*** GIVEN DATA

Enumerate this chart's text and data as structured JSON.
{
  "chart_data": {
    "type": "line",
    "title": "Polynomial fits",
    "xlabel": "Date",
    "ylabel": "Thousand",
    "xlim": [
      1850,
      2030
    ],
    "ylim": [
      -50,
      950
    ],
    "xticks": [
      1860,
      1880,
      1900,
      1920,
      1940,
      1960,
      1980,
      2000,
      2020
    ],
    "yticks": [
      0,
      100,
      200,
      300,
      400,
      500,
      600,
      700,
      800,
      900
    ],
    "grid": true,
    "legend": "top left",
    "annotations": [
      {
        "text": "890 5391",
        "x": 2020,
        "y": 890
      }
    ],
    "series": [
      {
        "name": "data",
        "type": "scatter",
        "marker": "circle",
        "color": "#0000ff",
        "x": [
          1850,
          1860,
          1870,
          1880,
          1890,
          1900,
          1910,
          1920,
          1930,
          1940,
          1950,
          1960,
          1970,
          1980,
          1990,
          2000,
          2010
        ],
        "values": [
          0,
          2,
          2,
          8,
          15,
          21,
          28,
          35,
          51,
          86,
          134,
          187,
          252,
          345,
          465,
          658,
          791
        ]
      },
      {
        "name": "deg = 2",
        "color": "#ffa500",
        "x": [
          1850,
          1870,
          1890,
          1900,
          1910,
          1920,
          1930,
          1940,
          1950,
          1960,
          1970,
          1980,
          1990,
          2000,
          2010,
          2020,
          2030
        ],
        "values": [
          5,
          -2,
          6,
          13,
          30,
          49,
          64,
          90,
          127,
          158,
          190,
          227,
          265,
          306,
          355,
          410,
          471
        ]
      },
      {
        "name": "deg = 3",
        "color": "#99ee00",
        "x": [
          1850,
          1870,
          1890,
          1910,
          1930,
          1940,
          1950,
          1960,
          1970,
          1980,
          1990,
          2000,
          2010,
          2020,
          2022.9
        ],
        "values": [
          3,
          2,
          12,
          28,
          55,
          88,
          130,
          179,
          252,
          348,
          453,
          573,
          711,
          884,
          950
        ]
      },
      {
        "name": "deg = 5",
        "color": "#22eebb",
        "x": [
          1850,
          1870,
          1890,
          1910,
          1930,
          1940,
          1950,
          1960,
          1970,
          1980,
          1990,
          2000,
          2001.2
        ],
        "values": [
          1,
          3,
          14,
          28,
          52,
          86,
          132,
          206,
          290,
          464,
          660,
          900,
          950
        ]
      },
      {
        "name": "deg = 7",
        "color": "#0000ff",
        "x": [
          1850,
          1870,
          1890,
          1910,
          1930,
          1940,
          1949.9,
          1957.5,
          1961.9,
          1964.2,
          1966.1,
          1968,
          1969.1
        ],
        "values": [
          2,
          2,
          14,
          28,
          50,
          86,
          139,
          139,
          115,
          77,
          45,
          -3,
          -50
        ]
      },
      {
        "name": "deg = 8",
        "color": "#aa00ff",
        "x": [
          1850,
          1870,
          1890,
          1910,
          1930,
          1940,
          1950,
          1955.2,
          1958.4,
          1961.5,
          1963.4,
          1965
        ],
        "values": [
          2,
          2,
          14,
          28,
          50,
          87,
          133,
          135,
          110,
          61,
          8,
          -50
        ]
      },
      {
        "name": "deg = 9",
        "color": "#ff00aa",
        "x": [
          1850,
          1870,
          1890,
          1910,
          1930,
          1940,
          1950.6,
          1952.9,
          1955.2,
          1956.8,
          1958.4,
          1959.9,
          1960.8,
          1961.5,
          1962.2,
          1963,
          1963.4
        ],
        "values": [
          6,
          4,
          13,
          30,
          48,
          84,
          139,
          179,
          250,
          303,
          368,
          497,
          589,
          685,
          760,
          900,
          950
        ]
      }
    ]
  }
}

******

| WHAT TO DO |
Find how many lines in the records contain the string "text", then give the number alone.

| SOLUTION FOR THIS EXERCISE |
2